Goal =
Reproduce the listing below in full and without alteration, apart from its pictures.

Given records =
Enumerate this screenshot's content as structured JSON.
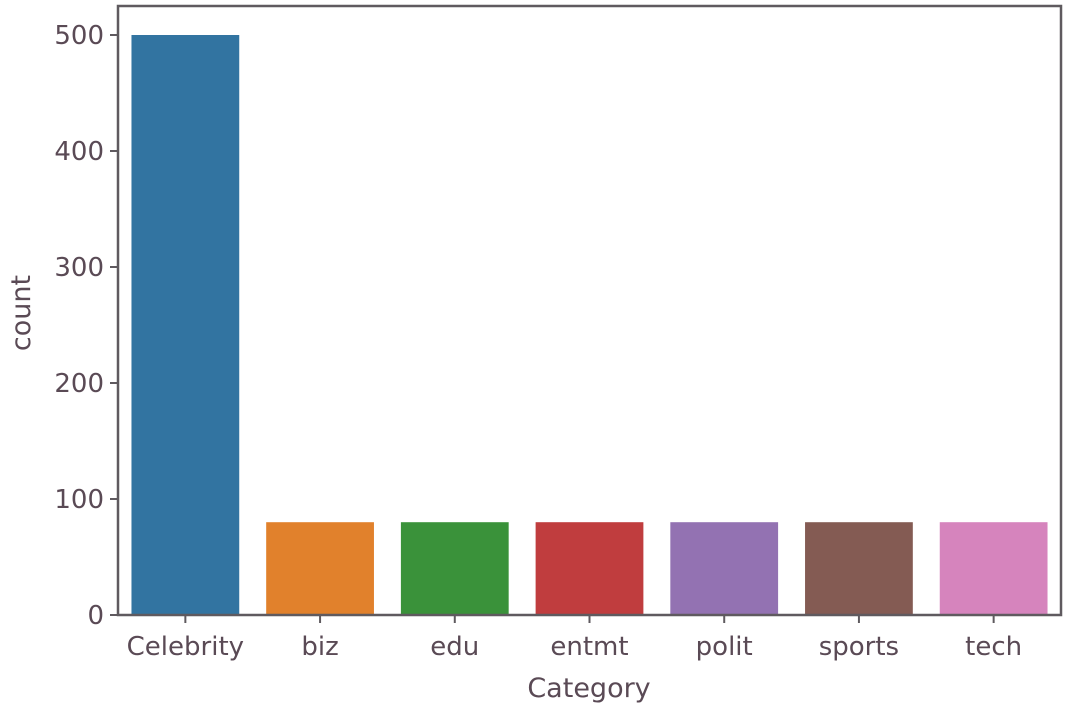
{
  "chart_data": {
    "type": "bar",
    "categories": [
      "Celebrity",
      "biz",
      "edu",
      "entmt",
      "polit",
      "sports",
      "tech"
    ],
    "values": [
      500,
      80,
      80,
      80,
      80,
      80,
      80
    ],
    "colors": [
      "#3274a1",
      "#e1812c",
      "#3a923a",
      "#c03d3e",
      "#9372b2",
      "#845b53",
      "#d684bd"
    ],
    "xlabel": "Category",
    "ylabel": "count",
    "ylim": [
      0,
      525
    ],
    "yticks": [
      0,
      100,
      200,
      300,
      400,
      500
    ],
    "grid": false,
    "legend": "none"
  }
}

Response for this exercise =
Enumerate this screenshot's content as structured JSON.
{
  "chart_data": {
    "type": "bar",
    "categories": [
      "Celebrity",
      "biz",
      "edu",
      "entmt",
      "polit",
      "sports",
      "tech"
    ],
    "values": [
      500,
      80,
      80,
      80,
      80,
      80,
      80
    ],
    "colors": [
      "#3274a1",
      "#e1812c",
      "#3a923a",
      "#c03d3e",
      "#9372b2",
      "#845b53",
      "#d684bd"
    ],
    "xlabel": "Category",
    "ylabel": "count",
    "ylim": [
      0,
      525
    ],
    "yticks": [
      0,
      100,
      200,
      300,
      400,
      500
    ],
    "grid": false,
    "legend": "none"
  }
}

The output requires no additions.